- _Brief_:
Give back a single number, the count of lines containing the word "here".
## BEGIN Given information
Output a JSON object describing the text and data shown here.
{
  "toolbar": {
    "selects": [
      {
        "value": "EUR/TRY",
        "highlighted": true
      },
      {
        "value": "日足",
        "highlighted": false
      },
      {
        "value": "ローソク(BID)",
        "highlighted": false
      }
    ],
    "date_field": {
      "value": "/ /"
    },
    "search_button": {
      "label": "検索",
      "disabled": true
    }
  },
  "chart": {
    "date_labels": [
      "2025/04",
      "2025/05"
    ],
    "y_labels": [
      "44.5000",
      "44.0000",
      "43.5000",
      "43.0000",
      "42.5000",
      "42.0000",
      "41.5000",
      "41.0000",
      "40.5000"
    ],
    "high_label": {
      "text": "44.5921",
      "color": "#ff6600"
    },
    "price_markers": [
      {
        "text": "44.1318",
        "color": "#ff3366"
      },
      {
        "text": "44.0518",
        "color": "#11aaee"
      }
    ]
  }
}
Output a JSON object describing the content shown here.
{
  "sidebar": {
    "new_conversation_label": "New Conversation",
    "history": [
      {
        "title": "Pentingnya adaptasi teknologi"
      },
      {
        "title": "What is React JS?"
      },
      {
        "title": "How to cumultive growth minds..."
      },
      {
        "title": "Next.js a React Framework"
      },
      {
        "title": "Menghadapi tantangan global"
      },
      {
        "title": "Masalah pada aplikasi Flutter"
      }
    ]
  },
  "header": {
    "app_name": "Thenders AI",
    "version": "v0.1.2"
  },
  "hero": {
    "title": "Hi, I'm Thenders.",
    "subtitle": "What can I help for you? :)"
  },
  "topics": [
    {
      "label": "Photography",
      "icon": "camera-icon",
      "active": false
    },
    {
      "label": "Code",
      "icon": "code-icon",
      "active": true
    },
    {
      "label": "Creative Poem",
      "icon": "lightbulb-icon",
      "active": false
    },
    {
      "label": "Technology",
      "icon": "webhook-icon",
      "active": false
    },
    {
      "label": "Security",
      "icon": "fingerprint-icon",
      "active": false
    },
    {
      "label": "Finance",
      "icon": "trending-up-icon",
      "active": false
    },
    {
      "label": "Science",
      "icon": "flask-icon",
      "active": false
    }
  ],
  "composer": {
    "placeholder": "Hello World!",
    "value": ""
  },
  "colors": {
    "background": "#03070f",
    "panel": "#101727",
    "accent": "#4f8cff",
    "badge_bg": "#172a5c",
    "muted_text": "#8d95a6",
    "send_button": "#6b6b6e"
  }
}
## END Given information
## BEGIN Given information
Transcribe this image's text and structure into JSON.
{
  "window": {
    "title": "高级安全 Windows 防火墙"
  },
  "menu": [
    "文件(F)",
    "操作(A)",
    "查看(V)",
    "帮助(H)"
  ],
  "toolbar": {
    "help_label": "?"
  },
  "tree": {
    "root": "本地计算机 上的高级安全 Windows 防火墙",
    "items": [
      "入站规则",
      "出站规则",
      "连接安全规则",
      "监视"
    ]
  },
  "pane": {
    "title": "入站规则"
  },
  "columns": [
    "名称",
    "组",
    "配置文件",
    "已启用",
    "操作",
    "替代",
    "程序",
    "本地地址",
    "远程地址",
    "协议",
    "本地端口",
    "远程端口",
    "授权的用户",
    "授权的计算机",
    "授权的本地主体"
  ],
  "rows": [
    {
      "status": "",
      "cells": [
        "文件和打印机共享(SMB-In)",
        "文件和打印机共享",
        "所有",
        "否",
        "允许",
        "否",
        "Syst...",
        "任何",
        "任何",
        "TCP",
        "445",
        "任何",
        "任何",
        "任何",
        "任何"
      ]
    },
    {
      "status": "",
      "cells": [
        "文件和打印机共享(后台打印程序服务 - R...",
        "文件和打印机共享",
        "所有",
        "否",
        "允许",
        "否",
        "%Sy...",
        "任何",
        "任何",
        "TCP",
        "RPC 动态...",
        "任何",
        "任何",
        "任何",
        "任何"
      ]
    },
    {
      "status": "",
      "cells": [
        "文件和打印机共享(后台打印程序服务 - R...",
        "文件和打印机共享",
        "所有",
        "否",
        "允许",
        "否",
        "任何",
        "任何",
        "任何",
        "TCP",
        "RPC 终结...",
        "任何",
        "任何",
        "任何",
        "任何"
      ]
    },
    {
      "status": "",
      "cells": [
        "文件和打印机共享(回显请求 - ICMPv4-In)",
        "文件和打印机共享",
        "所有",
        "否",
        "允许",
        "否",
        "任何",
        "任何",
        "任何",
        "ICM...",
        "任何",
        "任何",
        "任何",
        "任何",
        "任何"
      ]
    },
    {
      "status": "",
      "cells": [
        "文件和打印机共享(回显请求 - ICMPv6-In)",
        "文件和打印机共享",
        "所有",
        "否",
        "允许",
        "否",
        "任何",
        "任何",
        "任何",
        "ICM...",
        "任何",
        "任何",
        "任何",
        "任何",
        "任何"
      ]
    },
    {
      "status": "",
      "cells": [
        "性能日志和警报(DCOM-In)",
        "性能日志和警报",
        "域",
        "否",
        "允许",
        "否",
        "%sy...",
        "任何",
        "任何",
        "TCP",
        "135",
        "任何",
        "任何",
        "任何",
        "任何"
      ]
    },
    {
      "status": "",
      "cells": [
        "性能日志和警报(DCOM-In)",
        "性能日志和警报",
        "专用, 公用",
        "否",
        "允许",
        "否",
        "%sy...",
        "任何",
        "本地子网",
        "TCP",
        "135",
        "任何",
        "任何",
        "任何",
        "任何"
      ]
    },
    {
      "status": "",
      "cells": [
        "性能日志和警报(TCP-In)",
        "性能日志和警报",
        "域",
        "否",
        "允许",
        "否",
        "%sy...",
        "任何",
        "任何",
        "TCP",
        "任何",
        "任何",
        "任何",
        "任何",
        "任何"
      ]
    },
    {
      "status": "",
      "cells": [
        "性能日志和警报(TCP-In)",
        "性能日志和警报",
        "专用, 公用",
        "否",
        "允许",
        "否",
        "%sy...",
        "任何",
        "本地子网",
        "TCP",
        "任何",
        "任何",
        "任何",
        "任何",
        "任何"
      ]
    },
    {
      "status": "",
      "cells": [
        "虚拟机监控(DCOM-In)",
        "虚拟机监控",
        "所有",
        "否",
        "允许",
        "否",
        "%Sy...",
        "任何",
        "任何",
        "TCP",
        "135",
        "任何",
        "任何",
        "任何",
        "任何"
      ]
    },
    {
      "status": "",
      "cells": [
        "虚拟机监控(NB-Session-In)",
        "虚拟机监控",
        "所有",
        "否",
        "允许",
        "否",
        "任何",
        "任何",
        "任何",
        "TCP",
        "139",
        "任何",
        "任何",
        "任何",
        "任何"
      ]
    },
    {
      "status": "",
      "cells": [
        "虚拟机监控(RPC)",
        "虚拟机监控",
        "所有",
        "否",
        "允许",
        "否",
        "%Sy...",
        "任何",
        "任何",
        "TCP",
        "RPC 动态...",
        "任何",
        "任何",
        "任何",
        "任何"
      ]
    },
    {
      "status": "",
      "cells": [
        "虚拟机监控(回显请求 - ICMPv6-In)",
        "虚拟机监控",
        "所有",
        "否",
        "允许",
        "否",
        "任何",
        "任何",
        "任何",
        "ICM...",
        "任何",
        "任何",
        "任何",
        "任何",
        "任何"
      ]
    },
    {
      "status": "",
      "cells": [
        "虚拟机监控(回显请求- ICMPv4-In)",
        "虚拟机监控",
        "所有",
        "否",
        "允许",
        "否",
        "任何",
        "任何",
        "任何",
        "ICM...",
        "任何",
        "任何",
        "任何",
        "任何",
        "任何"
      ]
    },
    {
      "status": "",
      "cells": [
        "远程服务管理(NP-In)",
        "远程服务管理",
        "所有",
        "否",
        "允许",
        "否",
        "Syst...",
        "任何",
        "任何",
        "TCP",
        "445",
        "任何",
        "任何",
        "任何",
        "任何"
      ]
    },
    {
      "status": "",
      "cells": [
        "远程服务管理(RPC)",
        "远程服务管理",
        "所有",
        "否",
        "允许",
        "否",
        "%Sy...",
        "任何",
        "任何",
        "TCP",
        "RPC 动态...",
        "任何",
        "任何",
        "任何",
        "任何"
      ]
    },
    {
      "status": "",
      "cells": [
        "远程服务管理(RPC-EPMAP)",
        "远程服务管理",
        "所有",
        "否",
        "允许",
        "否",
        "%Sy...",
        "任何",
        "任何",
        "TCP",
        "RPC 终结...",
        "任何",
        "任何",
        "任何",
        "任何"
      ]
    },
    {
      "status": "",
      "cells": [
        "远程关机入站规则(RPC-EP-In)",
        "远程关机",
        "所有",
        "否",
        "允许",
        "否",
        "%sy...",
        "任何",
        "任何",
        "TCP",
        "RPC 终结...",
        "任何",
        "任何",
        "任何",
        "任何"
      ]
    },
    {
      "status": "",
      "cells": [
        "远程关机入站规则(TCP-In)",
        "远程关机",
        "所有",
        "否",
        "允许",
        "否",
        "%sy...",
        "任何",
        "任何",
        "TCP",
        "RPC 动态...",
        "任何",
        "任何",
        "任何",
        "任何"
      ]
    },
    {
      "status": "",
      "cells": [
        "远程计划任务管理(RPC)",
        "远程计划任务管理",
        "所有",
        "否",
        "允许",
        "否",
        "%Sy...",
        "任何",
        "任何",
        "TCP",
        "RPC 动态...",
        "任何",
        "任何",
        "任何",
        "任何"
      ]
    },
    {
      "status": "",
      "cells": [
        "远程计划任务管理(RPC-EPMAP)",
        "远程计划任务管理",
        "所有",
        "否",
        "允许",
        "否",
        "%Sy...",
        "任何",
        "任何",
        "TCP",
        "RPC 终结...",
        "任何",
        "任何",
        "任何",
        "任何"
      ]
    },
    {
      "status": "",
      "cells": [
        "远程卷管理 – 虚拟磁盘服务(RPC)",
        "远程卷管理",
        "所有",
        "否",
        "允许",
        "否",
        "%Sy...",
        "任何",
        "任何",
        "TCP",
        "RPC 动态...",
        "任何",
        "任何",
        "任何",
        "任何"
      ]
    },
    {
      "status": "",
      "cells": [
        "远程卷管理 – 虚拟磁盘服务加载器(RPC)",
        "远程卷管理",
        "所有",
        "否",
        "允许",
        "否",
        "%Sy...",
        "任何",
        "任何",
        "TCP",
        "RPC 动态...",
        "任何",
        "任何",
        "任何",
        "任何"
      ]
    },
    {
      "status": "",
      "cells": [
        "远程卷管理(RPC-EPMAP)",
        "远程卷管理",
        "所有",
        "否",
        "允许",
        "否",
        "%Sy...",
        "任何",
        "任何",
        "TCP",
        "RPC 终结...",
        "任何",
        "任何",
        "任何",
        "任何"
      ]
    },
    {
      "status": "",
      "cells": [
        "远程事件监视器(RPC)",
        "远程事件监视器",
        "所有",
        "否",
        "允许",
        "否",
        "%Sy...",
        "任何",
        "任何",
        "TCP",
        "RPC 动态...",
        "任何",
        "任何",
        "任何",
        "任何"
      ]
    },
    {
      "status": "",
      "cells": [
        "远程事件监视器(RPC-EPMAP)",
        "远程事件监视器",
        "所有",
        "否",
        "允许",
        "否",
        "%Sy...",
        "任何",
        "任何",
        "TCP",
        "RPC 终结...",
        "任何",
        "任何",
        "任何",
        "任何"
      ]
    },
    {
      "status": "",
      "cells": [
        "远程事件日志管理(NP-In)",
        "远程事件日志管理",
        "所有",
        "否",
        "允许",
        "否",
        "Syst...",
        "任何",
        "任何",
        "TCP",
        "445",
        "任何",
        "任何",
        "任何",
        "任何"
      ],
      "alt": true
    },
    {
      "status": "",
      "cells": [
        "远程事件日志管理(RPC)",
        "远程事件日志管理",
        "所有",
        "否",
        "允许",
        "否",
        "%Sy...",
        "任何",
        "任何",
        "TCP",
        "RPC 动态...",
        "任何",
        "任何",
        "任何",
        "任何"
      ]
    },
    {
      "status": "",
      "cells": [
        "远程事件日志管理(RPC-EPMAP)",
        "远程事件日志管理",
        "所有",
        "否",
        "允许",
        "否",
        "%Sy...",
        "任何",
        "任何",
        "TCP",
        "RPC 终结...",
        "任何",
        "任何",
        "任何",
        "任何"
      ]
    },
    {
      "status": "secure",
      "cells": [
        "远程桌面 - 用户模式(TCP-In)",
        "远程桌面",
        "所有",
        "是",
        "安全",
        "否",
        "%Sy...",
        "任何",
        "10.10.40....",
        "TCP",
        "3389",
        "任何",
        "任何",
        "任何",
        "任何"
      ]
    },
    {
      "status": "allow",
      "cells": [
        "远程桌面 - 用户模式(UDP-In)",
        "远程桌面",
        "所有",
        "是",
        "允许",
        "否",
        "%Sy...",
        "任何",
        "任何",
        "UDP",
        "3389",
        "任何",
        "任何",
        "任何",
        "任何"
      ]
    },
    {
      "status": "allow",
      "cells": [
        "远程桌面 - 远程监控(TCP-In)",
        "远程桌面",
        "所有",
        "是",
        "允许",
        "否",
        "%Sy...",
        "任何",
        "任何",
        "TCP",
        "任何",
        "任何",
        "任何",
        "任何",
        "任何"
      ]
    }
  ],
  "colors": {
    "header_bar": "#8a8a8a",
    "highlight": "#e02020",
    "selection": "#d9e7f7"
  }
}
## END Given information
## BEGIN Given information
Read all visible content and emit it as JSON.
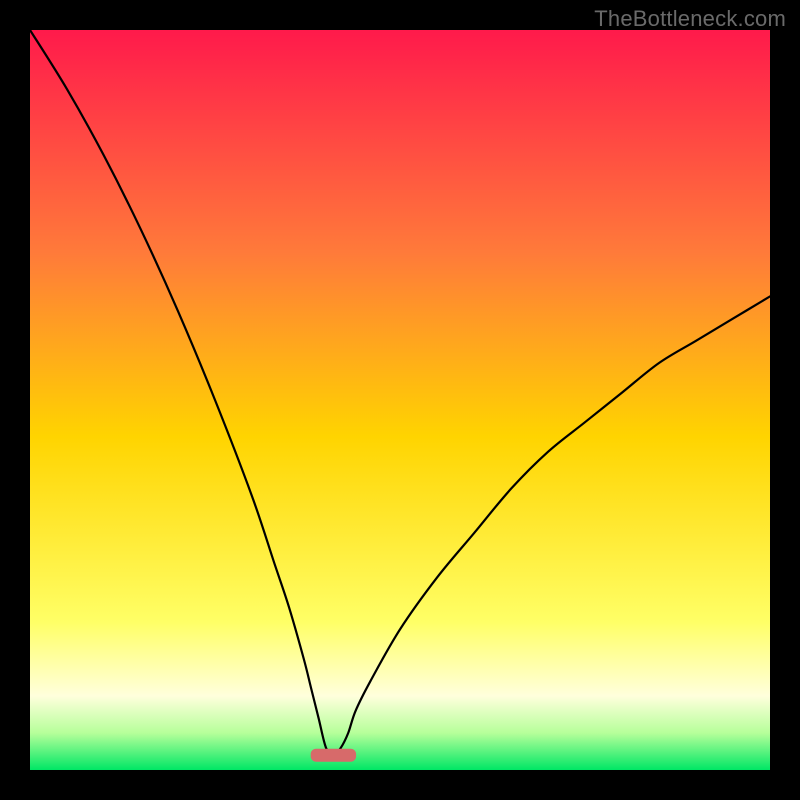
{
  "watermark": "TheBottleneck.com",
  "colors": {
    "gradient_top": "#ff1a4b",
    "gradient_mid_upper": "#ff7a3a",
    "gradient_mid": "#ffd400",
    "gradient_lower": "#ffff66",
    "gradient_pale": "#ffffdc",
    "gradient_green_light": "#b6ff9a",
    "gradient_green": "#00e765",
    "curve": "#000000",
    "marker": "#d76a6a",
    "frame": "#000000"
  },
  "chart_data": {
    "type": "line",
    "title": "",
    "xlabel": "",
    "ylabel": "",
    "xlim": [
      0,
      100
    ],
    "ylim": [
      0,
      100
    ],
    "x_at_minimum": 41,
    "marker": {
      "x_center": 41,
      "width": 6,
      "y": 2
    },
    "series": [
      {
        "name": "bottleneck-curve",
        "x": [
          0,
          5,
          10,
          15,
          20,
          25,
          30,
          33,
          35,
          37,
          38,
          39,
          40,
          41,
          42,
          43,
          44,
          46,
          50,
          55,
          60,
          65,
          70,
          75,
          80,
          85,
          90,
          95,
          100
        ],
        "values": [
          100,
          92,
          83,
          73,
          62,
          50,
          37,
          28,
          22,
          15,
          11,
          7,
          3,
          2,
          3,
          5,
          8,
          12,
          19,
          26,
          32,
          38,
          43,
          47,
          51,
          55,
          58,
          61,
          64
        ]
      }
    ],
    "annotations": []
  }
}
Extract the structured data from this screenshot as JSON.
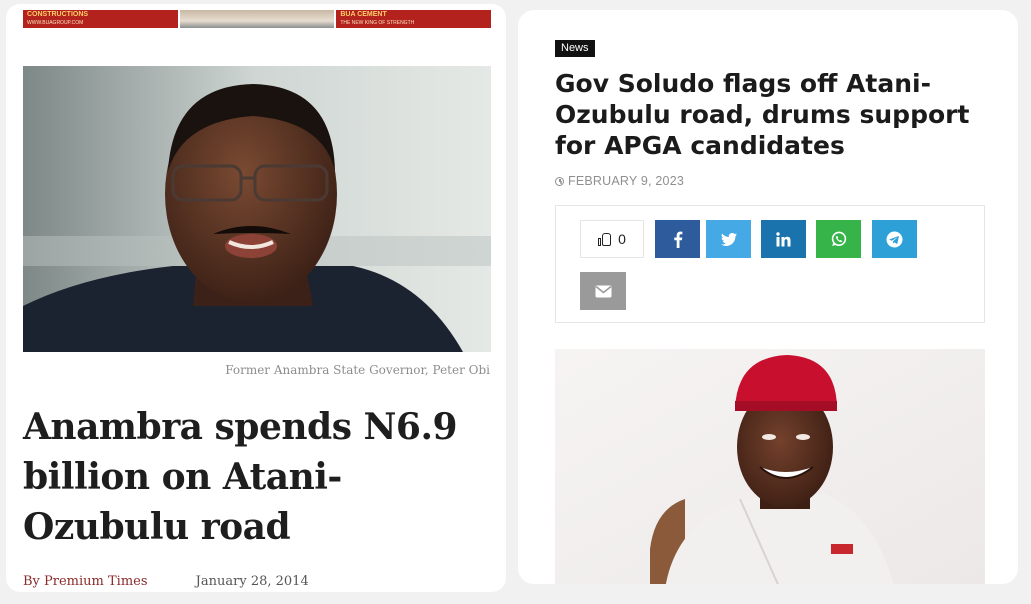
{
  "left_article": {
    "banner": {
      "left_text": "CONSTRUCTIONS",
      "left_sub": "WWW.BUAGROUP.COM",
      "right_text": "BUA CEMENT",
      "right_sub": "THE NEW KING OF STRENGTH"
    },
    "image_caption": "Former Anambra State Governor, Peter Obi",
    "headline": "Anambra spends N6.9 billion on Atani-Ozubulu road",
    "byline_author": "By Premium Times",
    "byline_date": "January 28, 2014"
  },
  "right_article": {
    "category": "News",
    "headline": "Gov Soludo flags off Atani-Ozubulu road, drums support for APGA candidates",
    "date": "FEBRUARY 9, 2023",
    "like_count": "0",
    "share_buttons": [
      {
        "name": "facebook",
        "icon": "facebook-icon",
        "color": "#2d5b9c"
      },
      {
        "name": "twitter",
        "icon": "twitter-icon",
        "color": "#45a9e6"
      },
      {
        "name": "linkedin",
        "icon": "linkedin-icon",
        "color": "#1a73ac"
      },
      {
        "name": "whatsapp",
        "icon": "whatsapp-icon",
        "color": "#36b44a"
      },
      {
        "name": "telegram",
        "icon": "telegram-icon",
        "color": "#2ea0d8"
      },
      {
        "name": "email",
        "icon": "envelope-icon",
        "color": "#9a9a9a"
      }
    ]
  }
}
## END Given information
- _Solution for this task_:
2